GOAL :: Copy every line that contains the string "xlabel" from the entries below.

(Dataset records)
-- START --
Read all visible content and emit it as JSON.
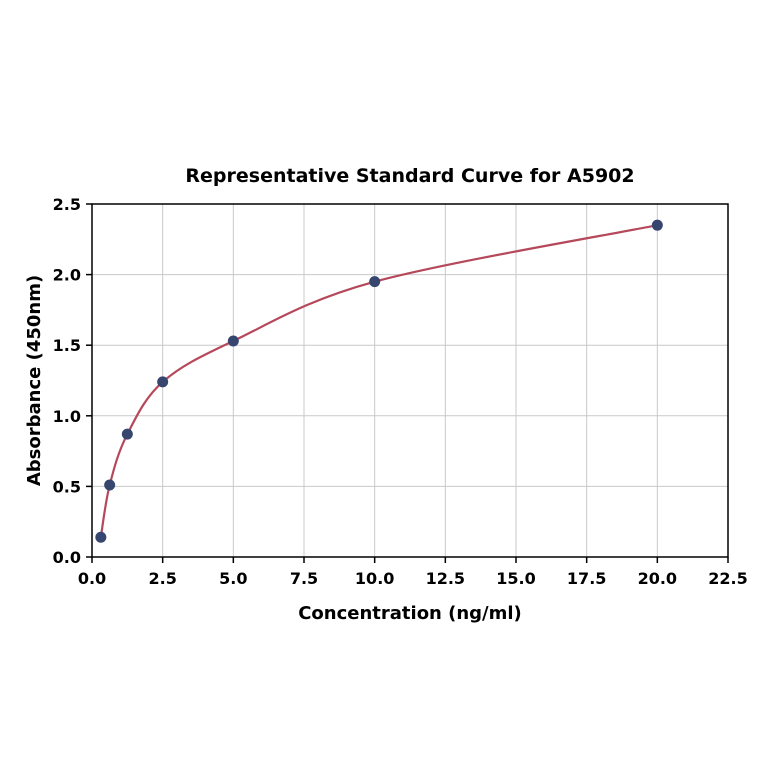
{
  "chart_data": {
    "type": "scatter",
    "title": "Representative Standard Curve for A5902",
    "xlabel": "Concentration (ng/ml)",
    "ylabel": "Absorbance (450nm)",
    "xlim": [
      0,
      22.5
    ],
    "ylim": [
      0,
      2.5
    ],
    "grid": true,
    "x_ticks": [
      {
        "value": 0,
        "label": "0.0"
      },
      {
        "value": 2.5,
        "label": "2.5"
      },
      {
        "value": 5,
        "label": "5.0"
      },
      {
        "value": 7.5,
        "label": "7.5"
      },
      {
        "value": 10,
        "label": "10.0"
      },
      {
        "value": 12.5,
        "label": "12.5"
      },
      {
        "value": 15,
        "label": "15.0"
      },
      {
        "value": 17.5,
        "label": "17.5"
      },
      {
        "value": 20,
        "label": "20.0"
      },
      {
        "value": 22.5,
        "label": "22.5"
      }
    ],
    "y_ticks": [
      {
        "value": 0,
        "label": "0.0"
      },
      {
        "value": 0.5,
        "label": "0.5"
      },
      {
        "value": 1,
        "label": "1.0"
      },
      {
        "value": 1.5,
        "label": "1.5"
      },
      {
        "value": 2,
        "label": "2.0"
      },
      {
        "value": 2.5,
        "label": "2.5"
      }
    ],
    "series": [
      {
        "name": "standards",
        "type": "scatter",
        "x": [
          0.313,
          0.625,
          1.25,
          2.5,
          5,
          10,
          20
        ],
        "y": [
          0.14,
          0.51,
          0.87,
          1.24,
          1.53,
          1.95,
          2.35
        ]
      },
      {
        "name": "fitted-curve",
        "type": "line",
        "x": [
          0.313,
          0.625,
          1.25,
          2.5,
          5,
          10,
          20
        ],
        "y": [
          0.14,
          0.51,
          0.87,
          1.24,
          1.53,
          1.95,
          2.35
        ]
      }
    ],
    "colors": {
      "points": "#36466e",
      "curve": "#b5495b",
      "grid": "#c9c9c9",
      "axis": "#000000",
      "background": "#ffffff"
    }
  }
}
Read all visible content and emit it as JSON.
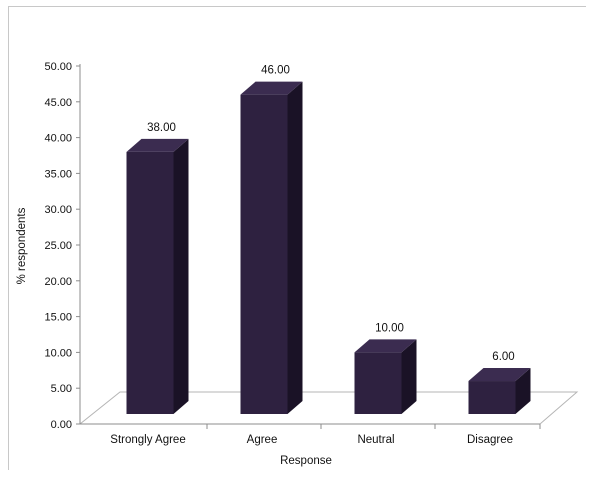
{
  "chart_data": {
    "type": "bar",
    "categories": [
      "Strongly Agree",
      "Agree",
      "Neutral",
      "Disagree"
    ],
    "values": [
      38.0,
      46.0,
      10.0,
      6.0
    ],
    "data_labels": [
      "38.00",
      "46.00",
      "10.00",
      "6.00"
    ],
    "xlabel": "Response",
    "ylabel": "% respondents",
    "ylim": [
      0,
      50
    ],
    "yticks": [
      "0.00",
      "5.00",
      "10.00",
      "15.00",
      "20.00",
      "25.00",
      "30.00",
      "35.00",
      "40.00",
      "45.00",
      "50.00"
    ],
    "grid": false,
    "legend": "none",
    "style": "3d-column",
    "colors": {
      "front": "#2e2140",
      "side": "#1a1226",
      "top": "#3b2c50",
      "floor": "#b5b5b5"
    }
  }
}
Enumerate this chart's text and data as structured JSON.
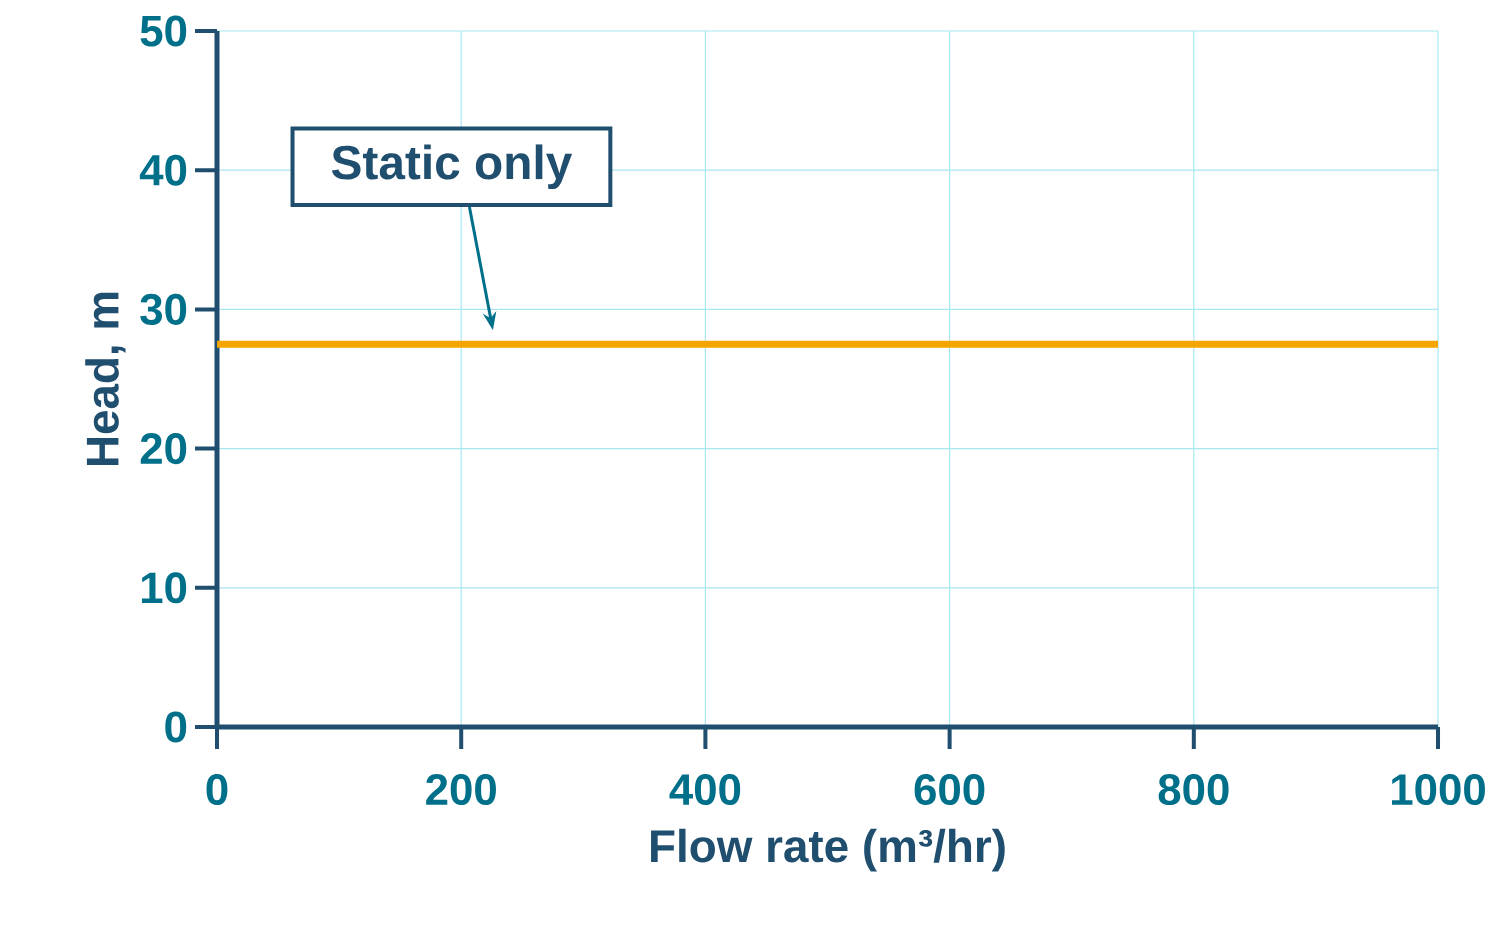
{
  "chart_data": {
    "type": "line",
    "xlabel": "Flow rate (m³/hr)",
    "ylabel": "Head, m",
    "series": [
      {
        "x": [
          0,
          1000
        ],
        "values": [
          27.5,
          27.5
        ],
        "color": "#f5a500"
      }
    ],
    "xlim": [
      0,
      1000
    ],
    "xticks": [
      0,
      200,
      400,
      600,
      800,
      1000
    ],
    "ylim": [
      0,
      50
    ],
    "yticks": [
      0,
      10,
      20,
      30,
      40,
      50
    ],
    "grid": true,
    "marker": "none",
    "line_style": "solid",
    "annotations": [
      "Static only"
    ]
  }
}
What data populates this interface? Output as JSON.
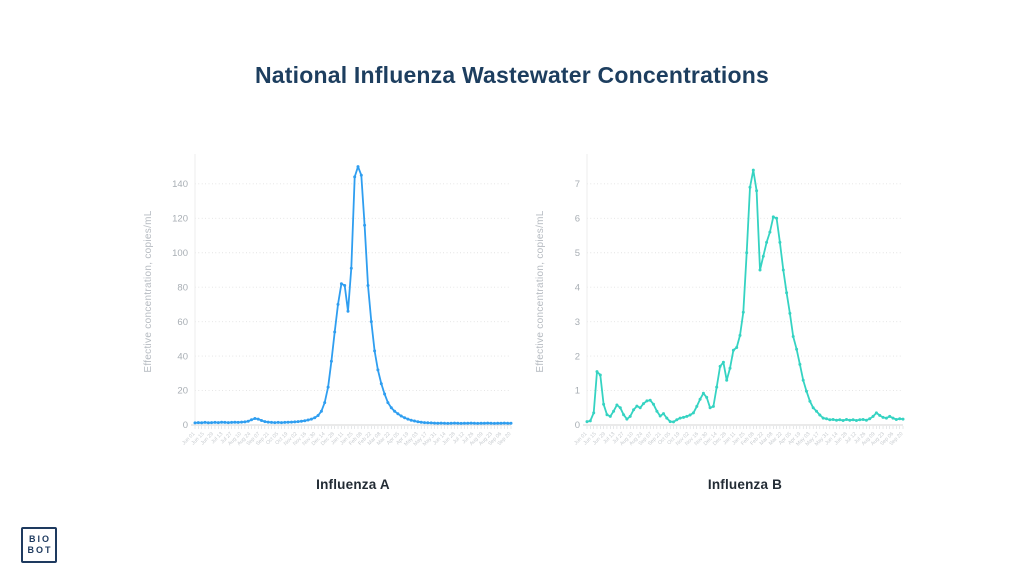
{
  "page": {
    "title": "National Influenza Wastewater Concentrations"
  },
  "logo": {
    "line1": "BIO",
    "line2": "BOT"
  },
  "colors": {
    "title_navy": "#1d3e5f",
    "flu_a_line": "#2f9ef0",
    "flu_b_line": "#35d3c2",
    "axis_text_gray": "#a8aeb4",
    "gridline_gray": "#dcdcdc",
    "baseline_gray": "#d4d4d4"
  },
  "chart_data": [
    {
      "type": "line",
      "name": "influenza-a",
      "title": "Influenza A",
      "ylabel": "Effective concentration, copies/mL",
      "xlabel": "",
      "line_color": "#2f9ef0",
      "markers": true,
      "grid": "horizontal-dotted",
      "legend": "none",
      "ylim": [
        0,
        155
      ],
      "yticks": [
        0,
        20,
        40,
        60,
        80,
        100,
        120,
        140
      ],
      "x_labels": [
        "Jun 01",
        "Jun 15",
        "Jun 29",
        "Jul 13",
        "Jul 27",
        "Aug 10",
        "Aug 24",
        "Sep 07",
        "Sep 21",
        "Oct 05",
        "Oct 19",
        "Nov 02",
        "Nov 16",
        "Nov 30",
        "Dec 14",
        "Dec 28",
        "Jan 11",
        "Jan 25",
        "Feb 08",
        "Feb 22",
        "Mar 08",
        "Mar 22",
        "Apr 05",
        "Apr 19",
        "May 03",
        "May 17",
        "May 31",
        "Jun 14",
        "Jun 28",
        "Jul 12",
        "Jul 26",
        "Aug 09",
        "Aug 23",
        "Sep 06",
        "Sep 20"
      ],
      "values": [
        1.2,
        1.4,
        1.3,
        1.5,
        1.3,
        1.4,
        1.5,
        1.4,
        1.6,
        1.5,
        1.4,
        1.5,
        1.6,
        1.5,
        1.7,
        1.8,
        2.2,
        3.0,
        3.8,
        3.4,
        2.6,
        2.0,
        1.7,
        1.5,
        1.4,
        1.5,
        1.4,
        1.5,
        1.6,
        1.7,
        1.8,
        2.0,
        2.2,
        2.5,
        2.9,
        3.4,
        4.2,
        5.5,
        8,
        13,
        22,
        37,
        54,
        70,
        82,
        81,
        66,
        91,
        144,
        150,
        145,
        116,
        81,
        60,
        43,
        32,
        24,
        18,
        13,
        10,
        8,
        6.5,
        5.2,
        4.2,
        3.4,
        2.8,
        2.3,
        1.9,
        1.6,
        1.4,
        1.3,
        1.2,
        1.1,
        1.0,
        1.1,
        1.0,
        0.9,
        1.0,
        1.1,
        1.0,
        0.9,
        1.0,
        1.0,
        1.1,
        1.0,
        0.9,
        1.0,
        1.0,
        1.1,
        1.0,
        0.9,
        1.0,
        1.0,
        1.1,
        1.0,
        1.0
      ]
    },
    {
      "type": "line",
      "name": "influenza-b",
      "title": "Influenza B",
      "ylabel": "Effective concentration, copies/mL",
      "xlabel": "",
      "line_color": "#35d3c2",
      "markers": true,
      "grid": "horizontal-dotted",
      "legend": "none",
      "ylim": [
        0,
        7.75
      ],
      "yticks": [
        0,
        1,
        2,
        3,
        4,
        5,
        6,
        7
      ],
      "x_labels": [
        "Jun 01",
        "Jun 15",
        "Jun 29",
        "Jul 13",
        "Jul 27",
        "Aug 10",
        "Aug 24",
        "Sep 07",
        "Sep 21",
        "Oct 05",
        "Oct 19",
        "Nov 02",
        "Nov 16",
        "Nov 30",
        "Dec 14",
        "Dec 28",
        "Jan 11",
        "Jan 25",
        "Feb 08",
        "Feb 22",
        "Mar 08",
        "Mar 22",
        "Apr 05",
        "Apr 19",
        "May 03",
        "May 17",
        "May 31",
        "Jun 14",
        "Jun 28",
        "Jul 12",
        "Jul 26",
        "Aug 09",
        "Aug 23",
        "Sep 06",
        "Sep 20"
      ],
      "values": [
        0.1,
        0.12,
        0.35,
        1.55,
        1.45,
        0.6,
        0.3,
        0.25,
        0.4,
        0.58,
        0.5,
        0.3,
        0.17,
        0.25,
        0.44,
        0.55,
        0.5,
        0.62,
        0.7,
        0.72,
        0.6,
        0.4,
        0.26,
        0.33,
        0.2,
        0.1,
        0.09,
        0.15,
        0.2,
        0.22,
        0.25,
        0.29,
        0.35,
        0.54,
        0.75,
        0.92,
        0.8,
        0.5,
        0.54,
        1.1,
        1.7,
        1.82,
        1.3,
        1.65,
        2.17,
        2.25,
        2.6,
        3.27,
        5.0,
        6.9,
        7.4,
        6.8,
        4.5,
        4.9,
        5.3,
        5.6,
        6.04,
        6.0,
        5.3,
        4.5,
        3.84,
        3.24,
        2.57,
        2.2,
        1.76,
        1.3,
        0.98,
        0.69,
        0.5,
        0.4,
        0.29,
        0.2,
        0.18,
        0.15,
        0.16,
        0.14,
        0.15,
        0.13,
        0.16,
        0.14,
        0.15,
        0.13,
        0.15,
        0.16,
        0.14,
        0.18,
        0.25,
        0.35,
        0.28,
        0.22,
        0.2,
        0.25,
        0.2,
        0.16,
        0.18,
        0.17
      ]
    }
  ]
}
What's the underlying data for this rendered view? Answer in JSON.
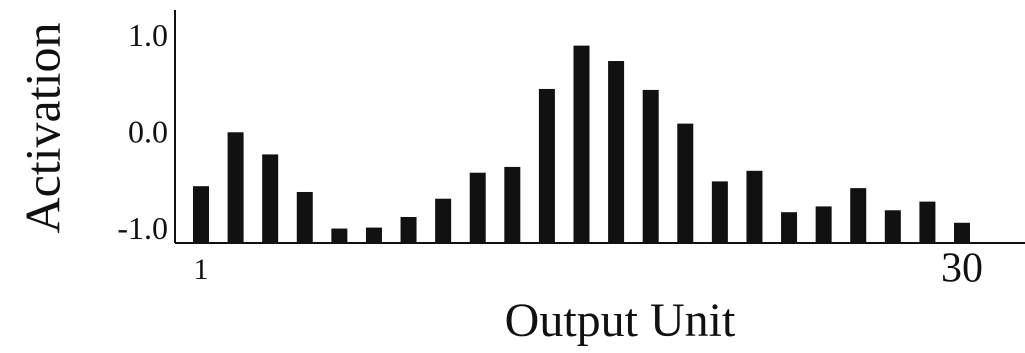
{
  "chart_data": {
    "type": "bar",
    "x_label": "Output Unit",
    "y_label": "Activation",
    "categories": [
      "1",
      null,
      null,
      null,
      null,
      null,
      null,
      null,
      null,
      null,
      null,
      null,
      null,
      null,
      null,
      null,
      null,
      null,
      null,
      null,
      null,
      null,
      "30"
    ],
    "values": [
      -0.53,
      0.03,
      -0.2,
      -0.59,
      -0.97,
      -0.96,
      -0.85,
      -0.66,
      -0.39,
      -0.33,
      0.48,
      0.93,
      0.77,
      0.47,
      0.12,
      -0.48,
      -0.37,
      -0.8,
      -0.74,
      -0.55,
      -0.78,
      -0.69,
      -0.91
    ],
    "color": "#111111",
    "ylim": [
      -1.12,
      1.3
    ],
    "yticks": [
      {
        "value": 1,
        "label": "1.0"
      },
      {
        "value": 0,
        "label": "0.0"
      },
      {
        "value": -1,
        "label": "-1.0"
      }
    ],
    "grid": false
  }
}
-- END --
FULL SOLUTION ::
    "xlabel": "Concentration (ng/ml)",
    "xlabel": "Response",
    "xlabel": "Flow rate (m³/hr)",
      "xlabel": "",
      "xlabel": "",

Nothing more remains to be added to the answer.